**JOB**
Retype all of the entries word for word.

**Stored items**
......
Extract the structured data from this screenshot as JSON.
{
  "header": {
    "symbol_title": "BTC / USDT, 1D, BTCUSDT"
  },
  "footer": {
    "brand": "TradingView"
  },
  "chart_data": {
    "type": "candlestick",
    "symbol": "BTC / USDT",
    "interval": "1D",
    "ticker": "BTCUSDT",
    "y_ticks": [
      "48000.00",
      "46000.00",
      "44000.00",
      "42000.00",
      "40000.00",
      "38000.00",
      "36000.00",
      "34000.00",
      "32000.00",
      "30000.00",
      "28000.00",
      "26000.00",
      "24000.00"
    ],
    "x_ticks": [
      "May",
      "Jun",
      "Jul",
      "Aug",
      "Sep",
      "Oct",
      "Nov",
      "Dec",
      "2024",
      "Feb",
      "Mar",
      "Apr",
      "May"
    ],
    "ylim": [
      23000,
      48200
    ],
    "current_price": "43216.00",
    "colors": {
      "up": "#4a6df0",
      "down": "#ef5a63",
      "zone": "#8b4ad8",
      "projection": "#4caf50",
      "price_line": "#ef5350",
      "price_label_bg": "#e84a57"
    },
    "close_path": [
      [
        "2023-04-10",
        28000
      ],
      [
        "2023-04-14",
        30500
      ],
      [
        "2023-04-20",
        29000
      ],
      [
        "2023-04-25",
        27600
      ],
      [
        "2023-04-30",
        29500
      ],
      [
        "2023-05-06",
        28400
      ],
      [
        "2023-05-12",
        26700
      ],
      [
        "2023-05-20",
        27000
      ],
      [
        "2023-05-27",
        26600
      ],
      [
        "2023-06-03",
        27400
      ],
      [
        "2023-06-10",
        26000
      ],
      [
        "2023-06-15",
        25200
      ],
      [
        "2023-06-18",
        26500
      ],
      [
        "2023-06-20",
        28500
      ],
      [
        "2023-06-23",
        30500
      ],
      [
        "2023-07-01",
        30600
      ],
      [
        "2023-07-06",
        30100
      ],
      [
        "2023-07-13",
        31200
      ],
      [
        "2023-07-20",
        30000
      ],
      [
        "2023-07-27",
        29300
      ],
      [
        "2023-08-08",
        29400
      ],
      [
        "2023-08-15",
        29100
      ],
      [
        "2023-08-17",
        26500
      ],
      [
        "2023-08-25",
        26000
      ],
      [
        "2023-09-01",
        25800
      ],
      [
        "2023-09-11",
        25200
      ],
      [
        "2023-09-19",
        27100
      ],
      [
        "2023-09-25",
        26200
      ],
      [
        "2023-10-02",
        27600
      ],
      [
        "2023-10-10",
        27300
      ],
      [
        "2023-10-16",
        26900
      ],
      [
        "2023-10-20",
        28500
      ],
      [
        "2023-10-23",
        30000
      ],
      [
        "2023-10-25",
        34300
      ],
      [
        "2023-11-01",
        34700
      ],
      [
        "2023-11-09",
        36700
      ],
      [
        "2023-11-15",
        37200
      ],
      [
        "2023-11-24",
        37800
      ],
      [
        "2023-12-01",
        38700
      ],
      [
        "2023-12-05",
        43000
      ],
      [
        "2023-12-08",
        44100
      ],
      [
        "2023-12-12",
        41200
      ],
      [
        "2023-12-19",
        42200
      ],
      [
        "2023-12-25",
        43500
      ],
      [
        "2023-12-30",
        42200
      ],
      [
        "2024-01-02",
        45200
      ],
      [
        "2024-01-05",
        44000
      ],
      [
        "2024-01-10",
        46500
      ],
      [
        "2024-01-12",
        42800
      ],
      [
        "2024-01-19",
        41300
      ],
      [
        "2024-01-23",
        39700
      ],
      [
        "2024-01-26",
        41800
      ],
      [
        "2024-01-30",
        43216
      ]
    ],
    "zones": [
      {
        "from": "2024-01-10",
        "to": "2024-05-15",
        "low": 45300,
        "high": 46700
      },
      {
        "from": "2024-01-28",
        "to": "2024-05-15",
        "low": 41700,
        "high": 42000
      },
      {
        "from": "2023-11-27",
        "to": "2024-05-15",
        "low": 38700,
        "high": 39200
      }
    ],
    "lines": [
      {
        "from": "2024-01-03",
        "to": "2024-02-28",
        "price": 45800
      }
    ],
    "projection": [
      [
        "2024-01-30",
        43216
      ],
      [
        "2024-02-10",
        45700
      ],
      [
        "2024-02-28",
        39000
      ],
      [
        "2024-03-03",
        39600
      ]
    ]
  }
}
......
**ANSWER TO THE PROBLEM**
Extract the structured data from this screenshot as JSON.
{
  "header": {
    "symbol_title": "BTC / USDT, 1D, BTCUSDT"
  },
  "footer": {
    "brand": "TradingView"
  },
  "chart_data": {
    "type": "candlestick",
    "symbol": "BTC / USDT",
    "interval": "1D",
    "ticker": "BTCUSDT",
    "y_ticks": [
      "48000.00",
      "46000.00",
      "44000.00",
      "42000.00",
      "40000.00",
      "38000.00",
      "36000.00",
      "34000.00",
      "32000.00",
      "30000.00",
      "28000.00",
      "26000.00",
      "24000.00"
    ],
    "x_ticks": [
      "May",
      "Jun",
      "Jul",
      "Aug",
      "Sep",
      "Oct",
      "Nov",
      "Dec",
      "2024",
      "Feb",
      "Mar",
      "Apr",
      "May"
    ],
    "ylim": [
      23000,
      48200
    ],
    "current_price": "43216.00",
    "colors": {
      "up": "#4a6df0",
      "down": "#ef5a63",
      "zone": "#8b4ad8",
      "projection": "#4caf50",
      "price_line": "#ef5350",
      "price_label_bg": "#e84a57"
    },
    "close_path": [
      [
        "2023-04-10",
        28000
      ],
      [
        "2023-04-14",
        30500
      ],
      [
        "2023-04-20",
        29000
      ],
      [
        "2023-04-25",
        27600
      ],
      [
        "2023-04-30",
        29500
      ],
      [
        "2023-05-06",
        28400
      ],
      [
        "2023-05-12",
        26700
      ],
      [
        "2023-05-20",
        27000
      ],
      [
        "2023-05-27",
        26600
      ],
      [
        "2023-06-03",
        27400
      ],
      [
        "2023-06-10",
        26000
      ],
      [
        "2023-06-15",
        25200
      ],
      [
        "2023-06-18",
        26500
      ],
      [
        "2023-06-20",
        28500
      ],
      [
        "2023-06-23",
        30500
      ],
      [
        "2023-07-01",
        30600
      ],
      [
        "2023-07-06",
        30100
      ],
      [
        "2023-07-13",
        31200
      ],
      [
        "2023-07-20",
        30000
      ],
      [
        "2023-07-27",
        29300
      ],
      [
        "2023-08-08",
        29400
      ],
      [
        "2023-08-15",
        29100
      ],
      [
        "2023-08-17",
        26500
      ],
      [
        "2023-08-25",
        26000
      ],
      [
        "2023-09-01",
        25800
      ],
      [
        "2023-09-11",
        25200
      ],
      [
        "2023-09-19",
        27100
      ],
      [
        "2023-09-25",
        26200
      ],
      [
        "2023-10-02",
        27600
      ],
      [
        "2023-10-10",
        27300
      ],
      [
        "2023-10-16",
        26900
      ],
      [
        "2023-10-20",
        28500
      ],
      [
        "2023-10-23",
        30000
      ],
      [
        "2023-10-25",
        34300
      ],
      [
        "2023-11-01",
        34700
      ],
      [
        "2023-11-09",
        36700
      ],
      [
        "2023-11-15",
        37200
      ],
      [
        "2023-11-24",
        37800
      ],
      [
        "2023-12-01",
        38700
      ],
      [
        "2023-12-05",
        43000
      ],
      [
        "2023-12-08",
        44100
      ],
      [
        "2023-12-12",
        41200
      ],
      [
        "2023-12-19",
        42200
      ],
      [
        "2023-12-25",
        43500
      ],
      [
        "2023-12-30",
        42200
      ],
      [
        "2024-01-02",
        45200
      ],
      [
        "2024-01-05",
        44000
      ],
      [
        "2024-01-10",
        46500
      ],
      [
        "2024-01-12",
        42800
      ],
      [
        "2024-01-19",
        41300
      ],
      [
        "2024-01-23",
        39700
      ],
      [
        "2024-01-26",
        41800
      ],
      [
        "2024-01-30",
        43216
      ]
    ],
    "zones": [
      {
        "from": "2024-01-10",
        "to": "2024-05-15",
        "low": 45300,
        "high": 46700
      },
      {
        "from": "2024-01-28",
        "to": "2024-05-15",
        "low": 41700,
        "high": 42000
      },
      {
        "from": "2023-11-27",
        "to": "2024-05-15",
        "low": 38700,
        "high": 39200
      }
    ],
    "lines": [
      {
        "from": "2024-01-03",
        "to": "2024-02-28",
        "price": 45800
      }
    ],
    "projection": [
      [
        "2024-01-30",
        43216
      ],
      [
        "2024-02-10",
        45700
      ],
      [
        "2024-02-28",
        39000
      ],
      [
        "2024-03-03",
        39600
      ]
    ]
  }
}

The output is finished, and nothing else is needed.